── EXTRAIT ──

Une Vᵉ République à bout de souffle !

Éliane Assassi, affirme que la réforme des retraites et son passage en force a achevée de lettre le Vᵉ Constitution de notre pays, à genoux.

  • La revue : Peut-on considérer qu’Emmanuel Macron a fait preuve d’autoritarisme en passant en force cette réforme des retraites ?

Sans hésitation, oui. L’entêtement du président de la République et du gouvernement pour faire adopter cette réforme a tourné à l’autoritarisme. Sans véritables négociations avec les organisations syndicales, sans justification financière, ils se sont enfermés dans des postures autoritaires pour imposer la destruction programmée de notre système de répartition et sont restés sourds à la colère qui grandissait dans le pays, à cette exigence de retrait portée par 90% des actifs et une unité syndicale historique.

Ils se sont obstinés en faisant le choix d’inscrire au parlement cette réforme dans un projet de loi de financement rectificative de la Sécurité Sociale (article 47-1 de la Constitution) et en utilisant des procédures certes réglementaires et constitutionnelles mais au mépris de la démocratie, de la représentation nationale et de ce qui s’exprimait fortement dans le pays : le refus de se faire voler deux ans de sa vie.

Dès l’annonce du projet de loi l’appel au référendum fut lancé ; le chef de l’État a écarté cet acte démocratique suivi par le Conseil constitutionnel qui a rejeté les recours déposés par les groupes de gauche de l’Assemblée et du Sénat et qui ensuite, et à deux reprises, a refusé nos propositions de loi visant à organiser un référendum d’initiative partagée (RIP).

  • La brutalité de la répression du mouvement social, la non-écoute des forces syndicales, le rejet du parlement, les accusations portées envers des associations comme la ligue des droits de l’homme (LDH), doivent-elles nous alerter sur l’état de notre système démocratique ?

C’est une évidence ! La crise que notre pays traverse est sociale, économique, mais elle est aussi démocratique. J’ai évoqué la masse de procédures que le gouvernement a dégainées tant à l’Assemblée nationale qu’au Sénat non pas pour faire adopter sa réforme, mais pour soumettre le parlement et particulièrement l’opposition de gauche.

Cette situation, ces attaques contre le monde politique, associatif, syndical sont les signes d’une fébrilité politique et d’une arrogance, conduisant ceux qui nous gouvernement à des caricatures et à des attaques frontales contre toutes celles et ceux qui osent s’opposer à leurs choix politiques, ou qui – comme la LDH – exigent que les droits et libertés soient respectés dans notre pays. Cette dérive est extrêmement dangereuse pour notre système démocratique.

  • Les critiques portées contre le parlement ont été nombreuses (notamment celles qui fustigeaient le déroulement des débats à l’Assemblée nationale). Doit-on penser que le parlement ressort affaibli de cette séquence politique ?

───

- **EXERCICES**
(A) D'après l'extrait, quel article de la Constitution est mentionné au sujet du projet de loi de financement rectificative de la Sécurité sociale ?
(B) Recopiez, s'il vous plaît, le passage de l'extrait qui va de « Une Vᵉ République » jusqu'à « des retraites ? ».

── DONNÉES ENREGISTRÉES ──

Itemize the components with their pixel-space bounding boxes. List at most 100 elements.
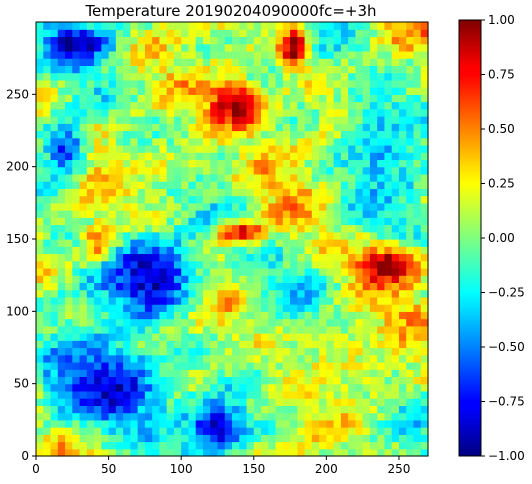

───

- **CORRIGÉ DES EXERCICES**
(A) L'article 47-1 de la Constitution.

(B)
Une Vᵉ République à bout de souffle !

Éliane Assassi, affirme que la réforme des retraites et son passage en force a achevée de lettre le Vᵉ Constitution de notre pays, à genoux.

  • La revue : Peut-on considérer qu’Emmanuel Macron a fait preuve d’autoritarisme en passant en force cette réforme des retraites ?